Problem description
Please condense the paragraph of the Nissan article below that begins "The announcement yesterday" into a short list that keeps its main facts.

Excerpt to read
>>>

TOKYO -- Once again, the future of Japan's second-largest car maker, Nissan Motor Co., is uncertain.
The announcement yesterday by DaimlerChrysler AG that it was walking away from negotiations about acquiring a controlling stake in Nissan and in its equally troubled truck-making affiliate, Nissan Diesel, ended one topic of speculation and debate only to renew another: What will happen to Nissan? With known debts of more than $20 billion, declining sales in two of its three main markets, a cost structure that is high even by Japanese standards and uncertain plans for fixing its problems, the outlook is grim.
"It's true, our negotiations about a tie-up with DaimlerChrysler have ended," said Masataka Saito, a Nissan spokesman. "Other negotiations about potential tie-ups are continuing."
Renault SA has said it was talking with Nissan, but those discussions were believed to be far less advanced than the ones with DaimlerChrysler. Analysts consider a deal between Nissan and Renault a long shot because of the French car maker's relatively small size and its balance sheet, which, while much improved, still bears a high level of debt.
At the Geneva Motor Show, Louis Schweitzer, Renault's chairman, said the company was proceeding with an in-depth study of its options related to Nissan, although he warned that the hurdles were high.
Those hurdles -- Nissan's debts and its very traditional Japanese management -- are what are believed to have stymied a deal with DaimlerChrysler.
"I'm telling my clients that this deal broke down because it could not get over the hurdles posed by the debt and by the issue of control," said Peter Boardman, an auto analyst at Warburg Dillon Read in Tokyo.
Boardman said, however, that DaimlerChrysler's exit did not throw Nissan into any more of a crisis than it already faced.
"Nissan has many good qualities -- its engineering, its assets -- and it has positive cash flow, so it's not facing a crunch," he said. Nissan already has established a $4.1 billion standby line of credit with a group of 10 banks to help survive hard times.

<<<

Supplied entries
>>>

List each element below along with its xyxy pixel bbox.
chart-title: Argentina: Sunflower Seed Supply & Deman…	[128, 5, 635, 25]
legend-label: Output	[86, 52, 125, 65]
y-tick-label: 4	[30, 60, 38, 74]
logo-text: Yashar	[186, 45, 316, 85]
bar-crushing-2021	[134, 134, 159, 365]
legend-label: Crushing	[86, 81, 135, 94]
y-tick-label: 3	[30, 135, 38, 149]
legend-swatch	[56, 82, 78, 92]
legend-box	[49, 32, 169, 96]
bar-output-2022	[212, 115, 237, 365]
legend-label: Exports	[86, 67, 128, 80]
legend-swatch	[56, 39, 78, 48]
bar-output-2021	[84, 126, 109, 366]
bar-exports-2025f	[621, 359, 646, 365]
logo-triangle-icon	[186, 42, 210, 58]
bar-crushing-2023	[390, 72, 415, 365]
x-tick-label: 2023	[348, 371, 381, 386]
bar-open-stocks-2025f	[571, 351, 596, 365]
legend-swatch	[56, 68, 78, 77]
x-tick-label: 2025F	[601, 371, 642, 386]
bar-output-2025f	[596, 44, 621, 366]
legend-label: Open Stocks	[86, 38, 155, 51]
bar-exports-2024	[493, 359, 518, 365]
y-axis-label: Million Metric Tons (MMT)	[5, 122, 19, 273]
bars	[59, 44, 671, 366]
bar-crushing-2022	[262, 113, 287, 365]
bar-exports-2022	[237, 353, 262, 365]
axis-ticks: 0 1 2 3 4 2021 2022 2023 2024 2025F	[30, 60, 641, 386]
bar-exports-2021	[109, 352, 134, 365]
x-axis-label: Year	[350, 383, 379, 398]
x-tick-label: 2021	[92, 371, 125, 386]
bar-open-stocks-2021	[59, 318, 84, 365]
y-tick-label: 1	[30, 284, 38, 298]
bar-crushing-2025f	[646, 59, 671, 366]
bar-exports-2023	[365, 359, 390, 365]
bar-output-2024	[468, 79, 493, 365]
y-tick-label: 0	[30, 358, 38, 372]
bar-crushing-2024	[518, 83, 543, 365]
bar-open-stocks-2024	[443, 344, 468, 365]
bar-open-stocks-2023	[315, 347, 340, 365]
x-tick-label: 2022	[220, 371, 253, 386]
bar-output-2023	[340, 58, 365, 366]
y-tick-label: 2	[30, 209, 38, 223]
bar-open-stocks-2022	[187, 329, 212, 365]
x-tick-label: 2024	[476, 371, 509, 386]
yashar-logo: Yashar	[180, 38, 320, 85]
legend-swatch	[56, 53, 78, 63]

<<<

Written response
- Yesterday, DaimlerChrysler AG announced it was walking away from talks about acquiring a controlling stake in Nissan and in its troubled truck-making affiliate, Nissan Diesel.
- The announcement ended one topic of speculation but renewed another: what will happen to Nissan?
- Nissan has known debts of more than $20 billion.
- Its sales are declining in two of its three main markets.
- Its cost structure is high even by Japanese standards.
- Its plans for fixing its problems are uncertain.
- The outlook is grim.